__Task to carry out__. From the entries below, list each line with "إجمالي".
___ Exercise material
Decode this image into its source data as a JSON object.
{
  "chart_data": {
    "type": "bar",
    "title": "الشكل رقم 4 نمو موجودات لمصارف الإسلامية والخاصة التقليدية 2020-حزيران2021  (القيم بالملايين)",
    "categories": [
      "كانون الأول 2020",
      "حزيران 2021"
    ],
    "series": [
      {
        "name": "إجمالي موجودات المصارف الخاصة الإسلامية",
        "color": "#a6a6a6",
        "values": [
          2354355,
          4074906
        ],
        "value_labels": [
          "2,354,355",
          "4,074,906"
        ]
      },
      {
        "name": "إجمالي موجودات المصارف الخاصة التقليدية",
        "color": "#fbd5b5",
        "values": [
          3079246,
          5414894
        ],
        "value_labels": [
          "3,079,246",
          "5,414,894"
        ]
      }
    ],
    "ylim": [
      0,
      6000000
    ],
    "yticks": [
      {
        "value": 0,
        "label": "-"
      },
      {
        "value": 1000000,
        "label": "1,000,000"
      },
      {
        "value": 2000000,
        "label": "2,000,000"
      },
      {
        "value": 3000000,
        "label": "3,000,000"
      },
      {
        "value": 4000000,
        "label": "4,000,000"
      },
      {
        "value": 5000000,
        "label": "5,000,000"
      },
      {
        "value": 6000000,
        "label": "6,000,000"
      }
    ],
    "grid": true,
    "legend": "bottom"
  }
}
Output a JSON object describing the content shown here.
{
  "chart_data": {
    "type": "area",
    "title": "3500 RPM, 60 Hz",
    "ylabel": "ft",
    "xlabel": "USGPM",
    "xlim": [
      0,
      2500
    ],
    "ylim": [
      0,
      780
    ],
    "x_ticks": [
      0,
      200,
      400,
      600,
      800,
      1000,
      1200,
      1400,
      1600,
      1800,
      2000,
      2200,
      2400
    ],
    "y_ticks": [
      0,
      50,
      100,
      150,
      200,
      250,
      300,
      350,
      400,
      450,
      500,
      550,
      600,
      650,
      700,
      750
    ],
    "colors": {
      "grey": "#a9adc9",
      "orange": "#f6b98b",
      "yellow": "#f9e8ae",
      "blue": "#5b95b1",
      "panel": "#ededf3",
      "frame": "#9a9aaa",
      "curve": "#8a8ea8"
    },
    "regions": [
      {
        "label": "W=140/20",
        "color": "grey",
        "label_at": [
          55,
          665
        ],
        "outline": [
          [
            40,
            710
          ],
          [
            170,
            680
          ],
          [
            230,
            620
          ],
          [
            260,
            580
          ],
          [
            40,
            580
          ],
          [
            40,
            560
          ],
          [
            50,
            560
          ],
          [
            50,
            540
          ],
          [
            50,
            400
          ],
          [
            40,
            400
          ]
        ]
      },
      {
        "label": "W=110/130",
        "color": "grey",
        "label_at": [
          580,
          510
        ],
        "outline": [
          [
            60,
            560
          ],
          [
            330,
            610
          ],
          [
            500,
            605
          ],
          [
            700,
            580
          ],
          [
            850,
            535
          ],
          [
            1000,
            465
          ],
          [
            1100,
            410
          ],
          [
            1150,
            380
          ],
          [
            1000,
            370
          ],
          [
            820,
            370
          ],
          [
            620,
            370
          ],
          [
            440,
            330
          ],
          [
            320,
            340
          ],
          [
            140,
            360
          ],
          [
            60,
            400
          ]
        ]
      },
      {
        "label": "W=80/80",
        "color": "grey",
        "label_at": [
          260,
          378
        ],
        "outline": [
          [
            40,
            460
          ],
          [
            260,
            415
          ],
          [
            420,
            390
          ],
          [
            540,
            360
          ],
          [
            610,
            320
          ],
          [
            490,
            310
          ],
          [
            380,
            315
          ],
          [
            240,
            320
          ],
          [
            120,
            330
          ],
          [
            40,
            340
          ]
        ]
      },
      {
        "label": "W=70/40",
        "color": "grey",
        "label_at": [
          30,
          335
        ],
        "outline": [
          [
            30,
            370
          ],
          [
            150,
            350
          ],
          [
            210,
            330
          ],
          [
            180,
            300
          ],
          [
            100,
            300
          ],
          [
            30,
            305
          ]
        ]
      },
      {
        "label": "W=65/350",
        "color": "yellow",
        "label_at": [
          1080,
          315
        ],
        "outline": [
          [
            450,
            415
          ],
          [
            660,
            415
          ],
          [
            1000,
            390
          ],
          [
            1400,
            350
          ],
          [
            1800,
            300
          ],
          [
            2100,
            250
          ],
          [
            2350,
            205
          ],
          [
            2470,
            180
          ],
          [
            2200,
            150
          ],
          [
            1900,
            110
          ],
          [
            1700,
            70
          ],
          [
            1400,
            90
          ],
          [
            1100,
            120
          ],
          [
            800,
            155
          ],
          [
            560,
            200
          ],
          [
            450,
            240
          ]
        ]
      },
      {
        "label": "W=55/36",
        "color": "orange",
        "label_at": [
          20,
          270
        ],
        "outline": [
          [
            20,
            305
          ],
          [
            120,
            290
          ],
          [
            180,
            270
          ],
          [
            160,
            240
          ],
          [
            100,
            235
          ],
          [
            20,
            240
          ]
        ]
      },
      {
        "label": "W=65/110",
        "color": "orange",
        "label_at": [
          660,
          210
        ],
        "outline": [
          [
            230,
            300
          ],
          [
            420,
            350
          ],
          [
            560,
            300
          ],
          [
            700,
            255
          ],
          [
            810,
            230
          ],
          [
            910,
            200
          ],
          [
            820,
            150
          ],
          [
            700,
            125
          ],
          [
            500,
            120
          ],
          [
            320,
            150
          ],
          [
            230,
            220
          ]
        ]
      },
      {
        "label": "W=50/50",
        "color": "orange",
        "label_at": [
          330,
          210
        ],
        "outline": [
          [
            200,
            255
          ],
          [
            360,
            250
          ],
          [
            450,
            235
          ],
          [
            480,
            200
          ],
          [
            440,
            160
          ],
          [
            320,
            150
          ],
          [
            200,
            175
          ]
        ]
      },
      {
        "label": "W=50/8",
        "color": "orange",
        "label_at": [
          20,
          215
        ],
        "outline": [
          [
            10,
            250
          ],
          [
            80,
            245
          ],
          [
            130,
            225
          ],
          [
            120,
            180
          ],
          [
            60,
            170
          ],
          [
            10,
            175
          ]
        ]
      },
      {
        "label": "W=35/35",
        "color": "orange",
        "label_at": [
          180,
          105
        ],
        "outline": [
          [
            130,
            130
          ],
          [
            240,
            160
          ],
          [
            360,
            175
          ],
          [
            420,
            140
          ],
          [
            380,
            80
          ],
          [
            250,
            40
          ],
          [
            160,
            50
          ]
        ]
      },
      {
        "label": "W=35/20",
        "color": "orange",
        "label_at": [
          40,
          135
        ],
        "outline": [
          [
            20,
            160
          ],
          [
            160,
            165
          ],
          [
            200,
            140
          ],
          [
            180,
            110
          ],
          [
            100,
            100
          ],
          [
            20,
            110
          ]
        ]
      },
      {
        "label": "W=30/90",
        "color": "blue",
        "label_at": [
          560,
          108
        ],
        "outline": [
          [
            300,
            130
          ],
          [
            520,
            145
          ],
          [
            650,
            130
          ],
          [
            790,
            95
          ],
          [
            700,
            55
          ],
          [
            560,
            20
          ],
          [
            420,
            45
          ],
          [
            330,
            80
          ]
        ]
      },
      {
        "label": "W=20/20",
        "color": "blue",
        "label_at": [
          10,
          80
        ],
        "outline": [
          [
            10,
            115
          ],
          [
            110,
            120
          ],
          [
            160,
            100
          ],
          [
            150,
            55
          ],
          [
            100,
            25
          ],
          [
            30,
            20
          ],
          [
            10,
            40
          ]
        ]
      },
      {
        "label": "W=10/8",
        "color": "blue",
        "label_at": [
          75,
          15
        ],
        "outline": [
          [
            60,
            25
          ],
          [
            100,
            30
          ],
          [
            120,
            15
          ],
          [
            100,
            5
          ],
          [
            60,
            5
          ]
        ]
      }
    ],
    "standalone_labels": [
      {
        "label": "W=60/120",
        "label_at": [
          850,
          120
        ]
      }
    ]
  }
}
______
__Exercise result__.
        "name": "إجمالي موجودات المصارف الخاصة الإسلامية",
        "name": "إجمالي موجودات المصارف الخاصة التقليدية",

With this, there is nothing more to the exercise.